- Task prompt:
Pick every line from the data that holds the word "werden".

- Source material:
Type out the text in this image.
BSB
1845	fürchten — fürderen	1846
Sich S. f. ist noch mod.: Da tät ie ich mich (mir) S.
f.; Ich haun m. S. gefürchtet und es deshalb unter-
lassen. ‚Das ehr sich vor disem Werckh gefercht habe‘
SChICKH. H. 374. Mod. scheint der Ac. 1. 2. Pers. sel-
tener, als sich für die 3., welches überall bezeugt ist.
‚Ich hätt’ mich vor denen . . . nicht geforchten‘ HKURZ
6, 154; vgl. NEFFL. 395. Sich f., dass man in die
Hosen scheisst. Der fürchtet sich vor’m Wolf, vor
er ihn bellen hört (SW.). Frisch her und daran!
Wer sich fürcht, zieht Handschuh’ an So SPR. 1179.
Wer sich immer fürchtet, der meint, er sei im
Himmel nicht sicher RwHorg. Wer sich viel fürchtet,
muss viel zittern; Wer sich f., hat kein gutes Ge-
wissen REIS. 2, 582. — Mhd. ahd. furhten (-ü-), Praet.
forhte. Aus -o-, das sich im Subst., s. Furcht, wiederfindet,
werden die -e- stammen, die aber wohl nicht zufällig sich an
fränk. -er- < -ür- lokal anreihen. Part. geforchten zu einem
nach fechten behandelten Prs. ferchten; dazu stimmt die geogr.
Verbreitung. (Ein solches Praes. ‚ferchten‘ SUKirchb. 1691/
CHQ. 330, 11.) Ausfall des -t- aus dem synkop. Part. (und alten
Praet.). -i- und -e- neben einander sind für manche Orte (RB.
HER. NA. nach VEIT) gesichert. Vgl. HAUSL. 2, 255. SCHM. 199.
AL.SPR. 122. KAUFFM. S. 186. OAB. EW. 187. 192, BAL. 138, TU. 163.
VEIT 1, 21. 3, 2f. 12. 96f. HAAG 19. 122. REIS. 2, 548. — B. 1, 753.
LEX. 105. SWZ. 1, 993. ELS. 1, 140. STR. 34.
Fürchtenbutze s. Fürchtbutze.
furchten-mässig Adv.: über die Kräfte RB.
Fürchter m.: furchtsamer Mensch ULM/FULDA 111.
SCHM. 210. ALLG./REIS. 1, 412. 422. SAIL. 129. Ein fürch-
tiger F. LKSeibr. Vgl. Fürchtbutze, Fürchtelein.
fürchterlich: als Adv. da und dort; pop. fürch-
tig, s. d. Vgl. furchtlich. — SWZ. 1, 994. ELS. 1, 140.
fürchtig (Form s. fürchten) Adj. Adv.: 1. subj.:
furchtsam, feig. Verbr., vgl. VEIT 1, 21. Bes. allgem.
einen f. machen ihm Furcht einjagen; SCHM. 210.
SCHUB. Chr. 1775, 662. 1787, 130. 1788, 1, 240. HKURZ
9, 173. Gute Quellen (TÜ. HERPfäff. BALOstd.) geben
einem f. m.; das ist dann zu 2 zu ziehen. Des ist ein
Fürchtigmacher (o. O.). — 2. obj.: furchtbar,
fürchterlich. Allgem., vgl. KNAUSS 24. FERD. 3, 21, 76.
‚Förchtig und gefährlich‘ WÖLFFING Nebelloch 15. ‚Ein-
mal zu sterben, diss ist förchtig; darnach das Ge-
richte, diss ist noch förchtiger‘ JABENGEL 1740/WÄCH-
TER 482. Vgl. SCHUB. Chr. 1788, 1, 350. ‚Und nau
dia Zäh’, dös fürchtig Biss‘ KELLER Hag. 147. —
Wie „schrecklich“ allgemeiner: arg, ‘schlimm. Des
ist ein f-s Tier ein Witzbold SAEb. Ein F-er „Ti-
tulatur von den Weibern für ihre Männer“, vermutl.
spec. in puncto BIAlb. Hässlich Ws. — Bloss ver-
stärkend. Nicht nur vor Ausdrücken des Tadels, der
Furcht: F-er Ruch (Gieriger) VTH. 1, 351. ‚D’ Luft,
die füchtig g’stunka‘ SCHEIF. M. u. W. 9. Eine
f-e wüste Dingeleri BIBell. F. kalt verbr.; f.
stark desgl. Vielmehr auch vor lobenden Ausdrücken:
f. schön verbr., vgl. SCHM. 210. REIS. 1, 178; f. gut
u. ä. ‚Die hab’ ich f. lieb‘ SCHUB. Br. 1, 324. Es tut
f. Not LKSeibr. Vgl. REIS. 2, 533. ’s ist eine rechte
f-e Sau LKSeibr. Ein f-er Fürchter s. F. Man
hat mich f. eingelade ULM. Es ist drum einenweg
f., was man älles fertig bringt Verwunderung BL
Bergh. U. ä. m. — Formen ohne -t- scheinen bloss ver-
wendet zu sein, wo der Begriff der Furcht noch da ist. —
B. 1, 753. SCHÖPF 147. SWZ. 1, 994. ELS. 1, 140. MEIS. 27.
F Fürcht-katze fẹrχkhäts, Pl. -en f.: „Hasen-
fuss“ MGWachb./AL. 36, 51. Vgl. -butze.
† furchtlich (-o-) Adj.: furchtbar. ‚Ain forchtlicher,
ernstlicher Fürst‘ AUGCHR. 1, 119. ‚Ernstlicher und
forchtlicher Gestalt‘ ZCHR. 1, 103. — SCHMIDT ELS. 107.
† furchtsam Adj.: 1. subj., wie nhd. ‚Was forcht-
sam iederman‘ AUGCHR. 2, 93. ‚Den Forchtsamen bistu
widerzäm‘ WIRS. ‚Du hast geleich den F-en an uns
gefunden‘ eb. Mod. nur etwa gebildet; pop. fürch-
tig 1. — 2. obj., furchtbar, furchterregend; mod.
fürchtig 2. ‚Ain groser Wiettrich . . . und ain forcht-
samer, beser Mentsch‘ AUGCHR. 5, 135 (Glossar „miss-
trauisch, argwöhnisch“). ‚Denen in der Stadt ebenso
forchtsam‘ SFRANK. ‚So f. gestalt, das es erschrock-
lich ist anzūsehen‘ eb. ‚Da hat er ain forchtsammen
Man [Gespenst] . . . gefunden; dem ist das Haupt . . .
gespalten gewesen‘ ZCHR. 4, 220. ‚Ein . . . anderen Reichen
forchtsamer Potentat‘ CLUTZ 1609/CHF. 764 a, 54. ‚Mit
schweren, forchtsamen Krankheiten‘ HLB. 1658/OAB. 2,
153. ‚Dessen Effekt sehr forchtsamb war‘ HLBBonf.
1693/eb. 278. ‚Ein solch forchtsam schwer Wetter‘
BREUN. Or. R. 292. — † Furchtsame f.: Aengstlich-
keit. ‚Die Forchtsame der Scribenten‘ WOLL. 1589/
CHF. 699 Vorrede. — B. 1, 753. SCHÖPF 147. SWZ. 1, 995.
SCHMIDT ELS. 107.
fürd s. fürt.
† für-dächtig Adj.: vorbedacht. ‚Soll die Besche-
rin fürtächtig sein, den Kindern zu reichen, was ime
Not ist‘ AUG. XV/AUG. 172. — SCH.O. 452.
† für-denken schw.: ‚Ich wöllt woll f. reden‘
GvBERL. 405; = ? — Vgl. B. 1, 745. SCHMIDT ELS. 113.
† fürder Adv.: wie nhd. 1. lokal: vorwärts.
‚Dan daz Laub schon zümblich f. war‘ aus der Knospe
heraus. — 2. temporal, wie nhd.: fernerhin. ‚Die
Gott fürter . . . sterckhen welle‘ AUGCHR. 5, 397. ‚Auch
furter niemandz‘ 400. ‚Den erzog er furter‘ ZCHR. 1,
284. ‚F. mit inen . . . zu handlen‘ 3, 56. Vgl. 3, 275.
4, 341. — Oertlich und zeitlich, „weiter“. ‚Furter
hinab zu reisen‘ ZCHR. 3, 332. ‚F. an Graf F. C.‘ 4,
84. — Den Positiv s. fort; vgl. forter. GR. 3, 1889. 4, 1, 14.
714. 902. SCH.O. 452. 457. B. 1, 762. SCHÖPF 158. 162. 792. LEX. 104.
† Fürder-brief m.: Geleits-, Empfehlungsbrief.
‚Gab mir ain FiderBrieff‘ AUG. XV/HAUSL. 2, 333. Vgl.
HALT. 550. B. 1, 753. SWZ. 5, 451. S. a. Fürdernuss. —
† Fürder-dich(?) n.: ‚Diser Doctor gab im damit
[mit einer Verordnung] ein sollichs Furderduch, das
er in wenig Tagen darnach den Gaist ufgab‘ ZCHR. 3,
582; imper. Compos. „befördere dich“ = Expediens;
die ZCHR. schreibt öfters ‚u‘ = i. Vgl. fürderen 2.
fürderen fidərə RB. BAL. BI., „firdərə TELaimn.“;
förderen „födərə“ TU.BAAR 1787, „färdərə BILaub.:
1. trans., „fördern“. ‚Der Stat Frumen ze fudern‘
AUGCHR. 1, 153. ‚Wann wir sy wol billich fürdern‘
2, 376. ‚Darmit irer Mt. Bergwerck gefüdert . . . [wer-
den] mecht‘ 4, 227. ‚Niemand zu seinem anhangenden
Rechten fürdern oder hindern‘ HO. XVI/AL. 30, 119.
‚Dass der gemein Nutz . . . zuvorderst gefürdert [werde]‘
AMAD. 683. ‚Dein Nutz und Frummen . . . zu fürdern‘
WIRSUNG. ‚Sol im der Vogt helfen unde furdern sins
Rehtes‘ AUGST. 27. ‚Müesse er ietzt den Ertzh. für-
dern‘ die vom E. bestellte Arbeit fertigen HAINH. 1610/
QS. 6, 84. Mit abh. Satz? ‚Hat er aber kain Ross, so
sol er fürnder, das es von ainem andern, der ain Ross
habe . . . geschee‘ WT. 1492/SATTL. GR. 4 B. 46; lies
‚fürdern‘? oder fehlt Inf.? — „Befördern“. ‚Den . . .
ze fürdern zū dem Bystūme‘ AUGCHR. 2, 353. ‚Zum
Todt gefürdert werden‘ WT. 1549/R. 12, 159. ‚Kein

- Full output:
werden die -e- stammen, die aber wohl nicht zufällig sich an
Todt gefürdert werden‘ WT. 1549/R. 12, 159. ‚Kein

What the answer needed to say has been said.